Select the lines that hold the word "this" and copy each one.

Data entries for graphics
"""
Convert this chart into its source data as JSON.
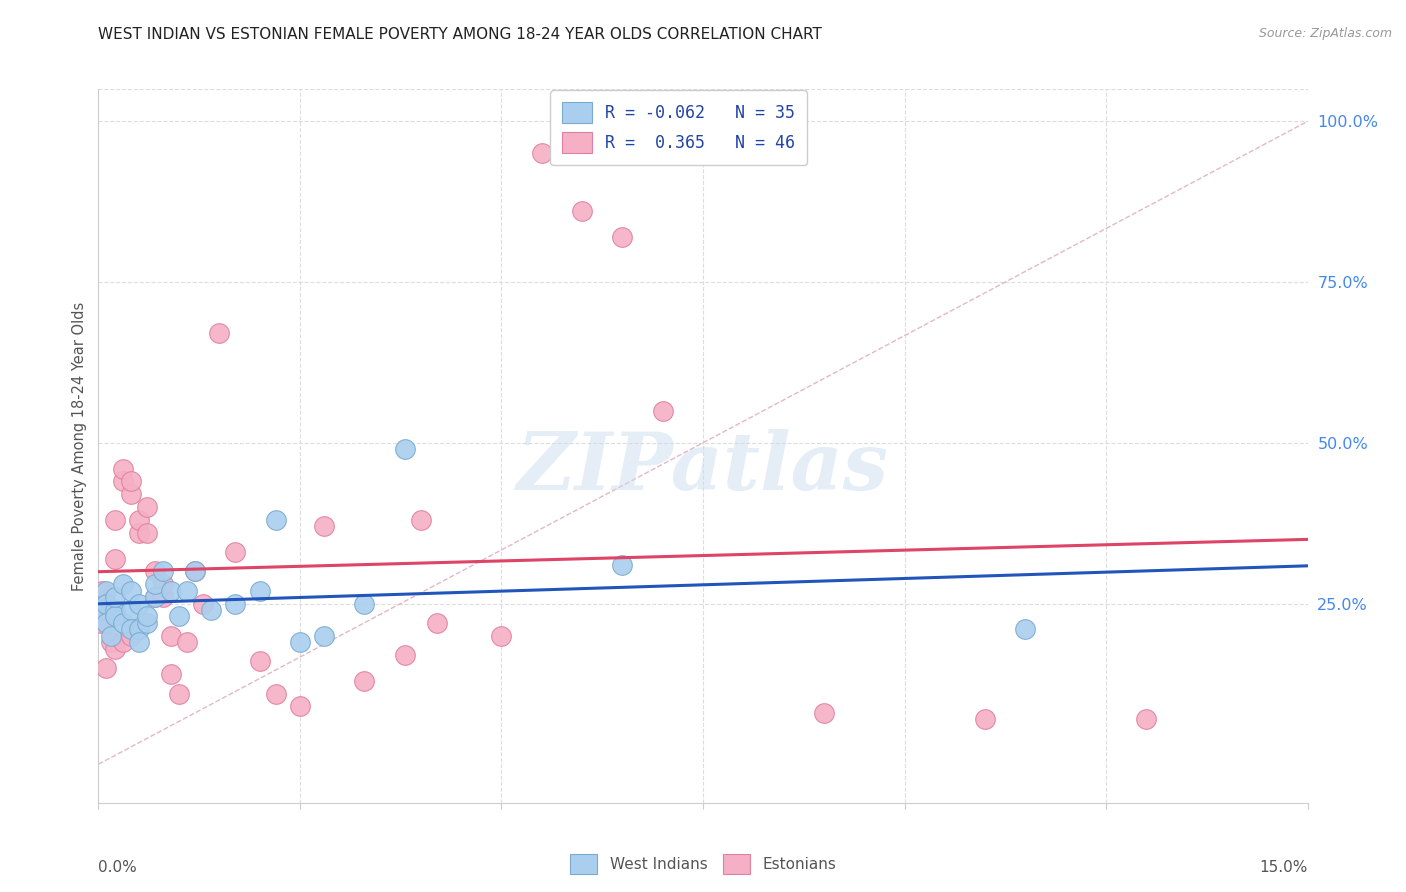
{
  "title": "WEST INDIAN VS ESTONIAN FEMALE POVERTY AMONG 18-24 YEAR OLDS CORRELATION CHART",
  "source": "Source: ZipAtlas.com",
  "ylabel": "Female Poverty Among 18-24 Year Olds",
  "ylabel_right_ticks": [
    "100.0%",
    "75.0%",
    "50.0%",
    "25.0%"
  ],
  "ylabel_right_vals": [
    1.0,
    0.75,
    0.5,
    0.25
  ],
  "watermark": "ZIPatlas",
  "west_indians_x": [
    0.0005,
    0.001,
    0.001,
    0.001,
    0.0015,
    0.002,
    0.002,
    0.002,
    0.003,
    0.003,
    0.004,
    0.004,
    0.004,
    0.005,
    0.005,
    0.005,
    0.006,
    0.006,
    0.007,
    0.007,
    0.008,
    0.009,
    0.01,
    0.011,
    0.012,
    0.014,
    0.017,
    0.02,
    0.022,
    0.025,
    0.028,
    0.033,
    0.038,
    0.065,
    0.115
  ],
  "west_indians_y": [
    0.24,
    0.27,
    0.25,
    0.22,
    0.2,
    0.24,
    0.23,
    0.26,
    0.28,
    0.22,
    0.24,
    0.27,
    0.21,
    0.21,
    0.25,
    0.19,
    0.22,
    0.23,
    0.26,
    0.28,
    0.3,
    0.27,
    0.23,
    0.27,
    0.3,
    0.24,
    0.25,
    0.27,
    0.38,
    0.19,
    0.2,
    0.25,
    0.49,
    0.31,
    0.21
  ],
  "estonians_x": [
    0.0003,
    0.0005,
    0.001,
    0.001,
    0.0015,
    0.002,
    0.002,
    0.002,
    0.003,
    0.003,
    0.003,
    0.004,
    0.004,
    0.004,
    0.005,
    0.005,
    0.006,
    0.006,
    0.007,
    0.007,
    0.008,
    0.008,
    0.009,
    0.009,
    0.01,
    0.011,
    0.012,
    0.013,
    0.015,
    0.017,
    0.02,
    0.022,
    0.025,
    0.028,
    0.033,
    0.038,
    0.04,
    0.042,
    0.05,
    0.055,
    0.06,
    0.065,
    0.07,
    0.09,
    0.11,
    0.13
  ],
  "estonians_y": [
    0.22,
    0.27,
    0.15,
    0.25,
    0.19,
    0.18,
    0.32,
    0.38,
    0.44,
    0.46,
    0.19,
    0.42,
    0.44,
    0.2,
    0.36,
    0.38,
    0.36,
    0.4,
    0.26,
    0.3,
    0.26,
    0.28,
    0.2,
    0.14,
    0.11,
    0.19,
    0.3,
    0.25,
    0.67,
    0.33,
    0.16,
    0.11,
    0.09,
    0.37,
    0.13,
    0.17,
    0.38,
    0.22,
    0.2,
    0.95,
    0.86,
    0.82,
    0.55,
    0.08,
    0.07,
    0.07
  ],
  "wi_color": "#aacfee",
  "wi_edge": "#7aaad0",
  "est_color": "#f5b0c5",
  "est_edge": "#e080a0",
  "wi_line_color": "#2255bb",
  "est_line_color": "#dd4466",
  "diag_line_color": "#e0b0c0",
  "xmin": 0.0,
  "xmax": 0.15,
  "ymin": -0.06,
  "ymax": 1.05,
  "legend_r1": "R = -0.062",
  "legend_n1": "N = 35",
  "legend_r2": "R =  0.365",
  "legend_n2": "N = 46",
  "right_label_color": "#4488ee",
  "grid_color": "#dddddd",
  "spine_color": "#cccccc",
  "title_color": "#222222",
  "source_color": "#999999",
  "ylabel_color": "#555555"
}
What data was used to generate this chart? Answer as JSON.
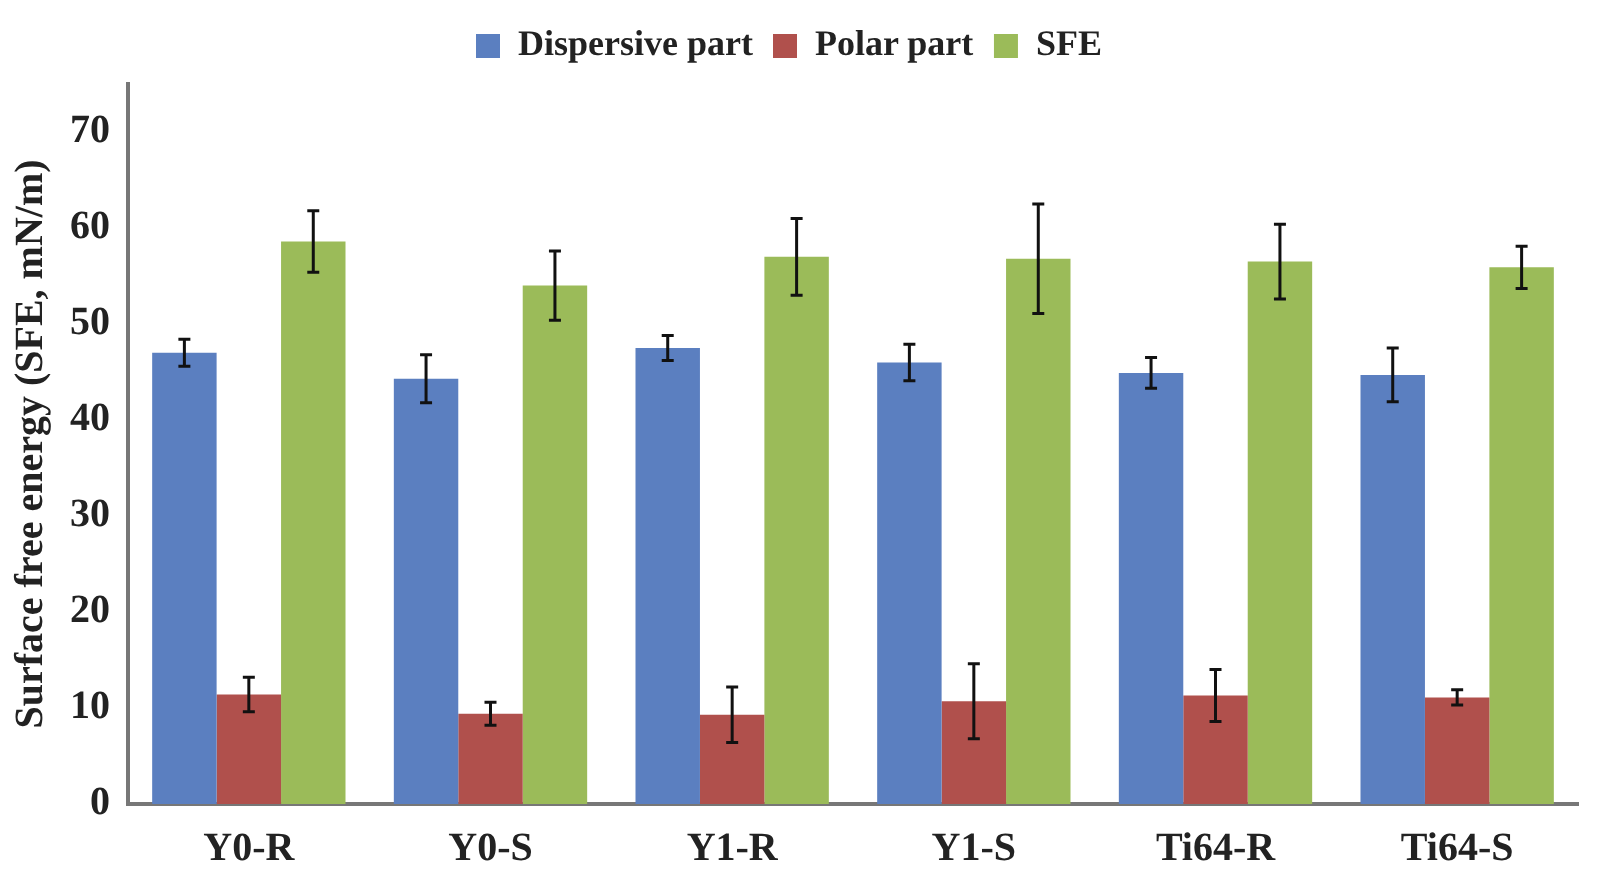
{
  "chart_data": {
    "type": "bar",
    "ylabel": "Surface free energy (SFE, mN/m)",
    "categories": [
      "Y0-R",
      "Y0-S",
      "Y1-R",
      "Y1-S",
      "Ti64-R",
      "Ti64-S"
    ],
    "series": [
      {
        "name": "Dispersive part",
        "color": "#5b7fc0",
        "values": [
          47.0,
          44.3,
          47.5,
          46.0,
          44.9,
          44.7
        ],
        "errors": [
          1.4,
          2.5,
          1.3,
          1.9,
          1.6,
          2.8
        ]
      },
      {
        "name": "Polar part",
        "color": "#b0504c",
        "values": [
          11.4,
          9.4,
          9.3,
          10.7,
          11.3,
          11.1
        ],
        "errors": [
          1.8,
          1.2,
          2.9,
          3.9,
          2.7,
          0.8
        ]
      },
      {
        "name": "SFE",
        "color": "#9bbb59",
        "values": [
          58.6,
          54.0,
          57.0,
          56.8,
          56.5,
          55.9
        ],
        "errors": [
          3.2,
          3.6,
          4.0,
          5.7,
          3.9,
          2.2
        ]
      }
    ],
    "ylim": [
      0,
      75
    ],
    "yticks": [
      0,
      10,
      20,
      30,
      40,
      50,
      60,
      70
    ],
    "grid": false,
    "legend": "top"
  }
}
"""
• Solution
Convert this chart into its source data as JSON.
What data was used to generate this chart? Answer as JSON.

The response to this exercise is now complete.